START

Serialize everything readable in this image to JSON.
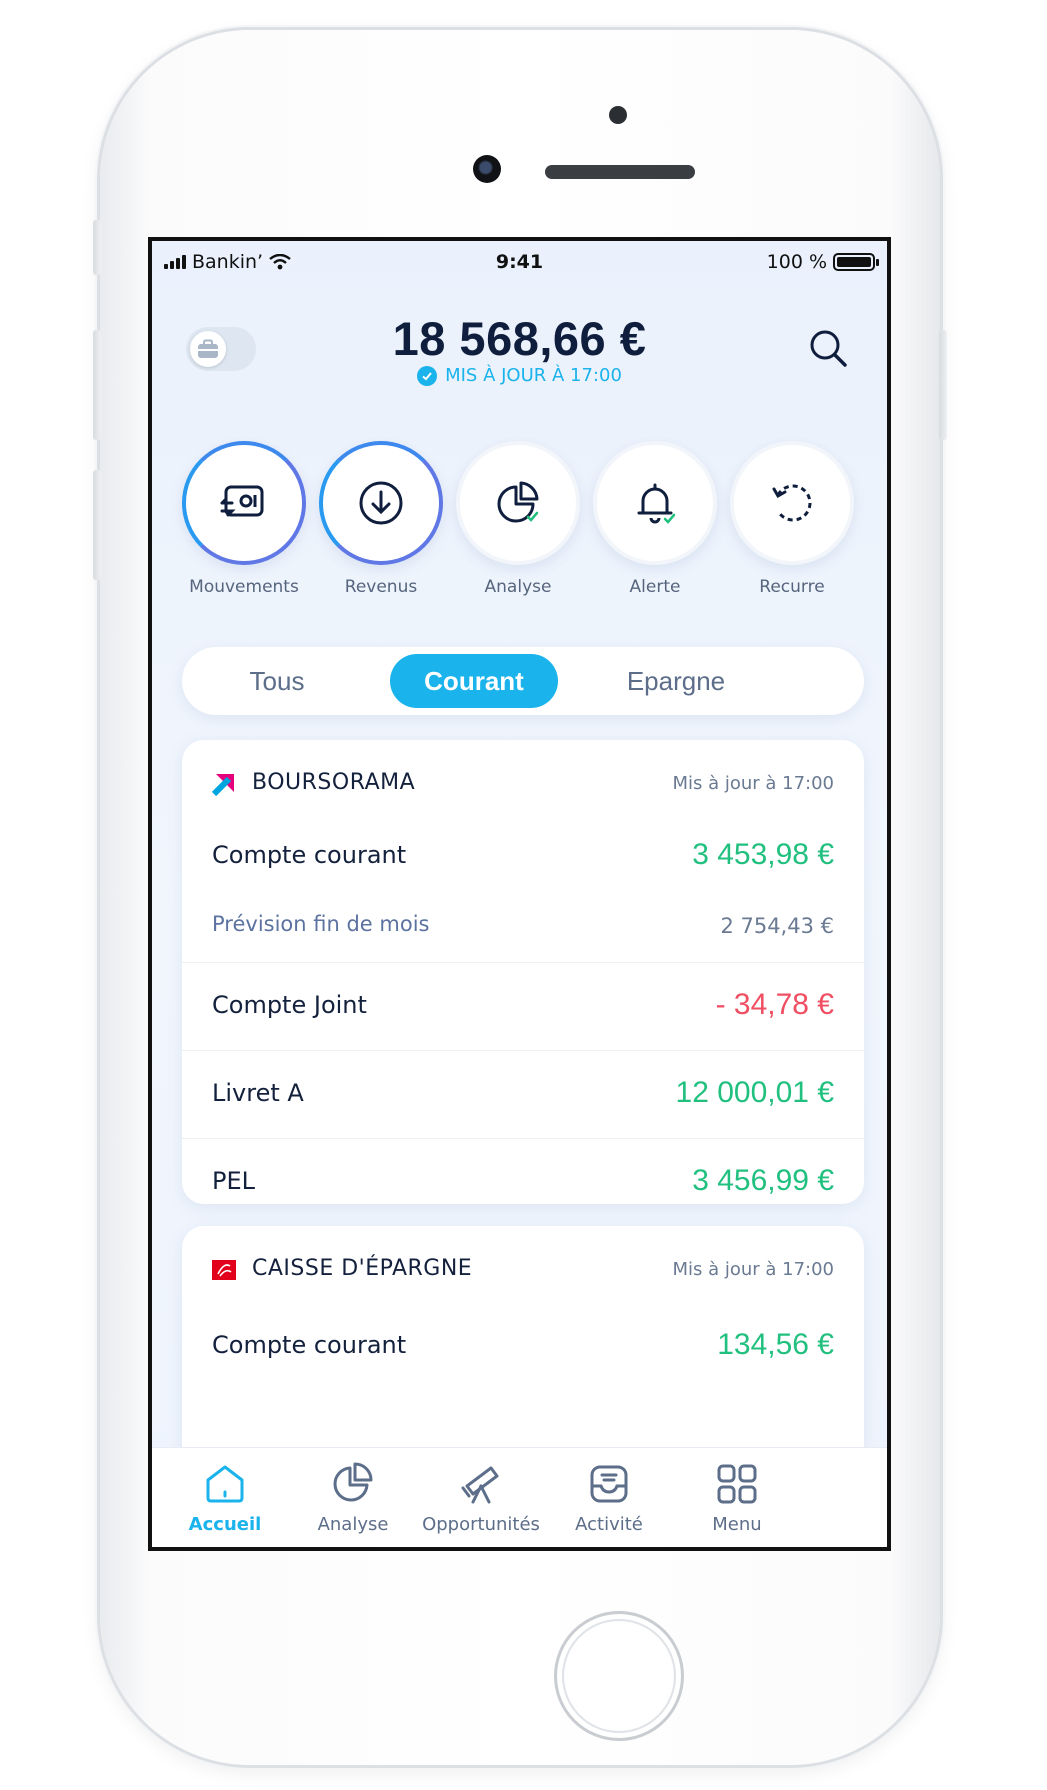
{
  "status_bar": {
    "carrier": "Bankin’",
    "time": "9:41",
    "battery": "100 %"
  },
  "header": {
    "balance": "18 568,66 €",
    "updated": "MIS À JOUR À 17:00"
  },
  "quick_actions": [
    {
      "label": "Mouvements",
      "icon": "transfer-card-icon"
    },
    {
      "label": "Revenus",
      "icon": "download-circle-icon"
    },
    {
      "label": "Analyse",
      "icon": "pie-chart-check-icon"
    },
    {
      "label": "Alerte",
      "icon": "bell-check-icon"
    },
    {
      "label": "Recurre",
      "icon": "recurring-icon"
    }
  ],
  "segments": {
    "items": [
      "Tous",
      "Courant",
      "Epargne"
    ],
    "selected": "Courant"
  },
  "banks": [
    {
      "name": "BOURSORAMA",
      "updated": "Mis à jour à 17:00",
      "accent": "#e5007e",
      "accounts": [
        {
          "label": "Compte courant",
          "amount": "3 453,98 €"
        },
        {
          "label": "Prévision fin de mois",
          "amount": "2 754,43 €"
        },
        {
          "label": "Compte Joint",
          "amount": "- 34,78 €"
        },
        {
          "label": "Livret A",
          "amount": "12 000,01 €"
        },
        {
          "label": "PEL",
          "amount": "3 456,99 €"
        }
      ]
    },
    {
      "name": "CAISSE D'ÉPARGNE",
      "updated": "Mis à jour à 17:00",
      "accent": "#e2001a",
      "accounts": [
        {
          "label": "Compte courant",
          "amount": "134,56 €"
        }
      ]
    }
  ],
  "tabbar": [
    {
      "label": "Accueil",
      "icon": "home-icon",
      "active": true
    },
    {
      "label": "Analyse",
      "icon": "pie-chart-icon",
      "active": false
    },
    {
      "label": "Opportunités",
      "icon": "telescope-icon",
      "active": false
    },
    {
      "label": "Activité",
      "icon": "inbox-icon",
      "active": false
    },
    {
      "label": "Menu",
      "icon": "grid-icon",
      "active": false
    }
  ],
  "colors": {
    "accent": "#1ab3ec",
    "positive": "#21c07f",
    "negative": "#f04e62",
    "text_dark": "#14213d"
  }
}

END

YOUR TASK – Write the listing above out again exactly, dropping each image.

RESPONSE FOR THIS EXERCISE –
Serialize everything readable in this image to JSON.
{
  "status_bar": {
    "carrier": "Bankin’",
    "time": "9:41",
    "battery": "100 %"
  },
  "header": {
    "balance": "18 568,66 €",
    "updated": "MIS À JOUR À 17:00"
  },
  "quick_actions": [
    {
      "label": "Mouvements",
      "icon": "transfer-card-icon"
    },
    {
      "label": "Revenus",
      "icon": "download-circle-icon"
    },
    {
      "label": "Analyse",
      "icon": "pie-chart-check-icon"
    },
    {
      "label": "Alerte",
      "icon": "bell-check-icon"
    },
    {
      "label": "Recurre",
      "icon": "recurring-icon"
    }
  ],
  "segments": {
    "items": [
      "Tous",
      "Courant",
      "Epargne"
    ],
    "selected": "Courant"
  },
  "banks": [
    {
      "name": "BOURSORAMA",
      "updated": "Mis à jour à 17:00",
      "accent": "#e5007e",
      "accounts": [
        {
          "label": "Compte courant",
          "amount": "3 453,98 €"
        },
        {
          "label": "Prévision fin de mois",
          "amount": "2 754,43 €"
        },
        {
          "label": "Compte Joint",
          "amount": "- 34,78 €"
        },
        {
          "label": "Livret A",
          "amount": "12 000,01 €"
        },
        {
          "label": "PEL",
          "amount": "3 456,99 €"
        }
      ]
    },
    {
      "name": "CAISSE D'ÉPARGNE",
      "updated": "Mis à jour à 17:00",
      "accent": "#e2001a",
      "accounts": [
        {
          "label": "Compte courant",
          "amount": "134,56 €"
        }
      ]
    }
  ],
  "tabbar": [
    {
      "label": "Accueil",
      "icon": "home-icon",
      "active": true
    },
    {
      "label": "Analyse",
      "icon": "pie-chart-icon",
      "active": false
    },
    {
      "label": "Opportunités",
      "icon": "telescope-icon",
      "active": false
    },
    {
      "label": "Activité",
      "icon": "inbox-icon",
      "active": false
    },
    {
      "label": "Menu",
      "icon": "grid-icon",
      "active": false
    }
  ],
  "colors": {
    "accent": "#1ab3ec",
    "positive": "#21c07f",
    "negative": "#f04e62",
    "text_dark": "#14213d"
  }
}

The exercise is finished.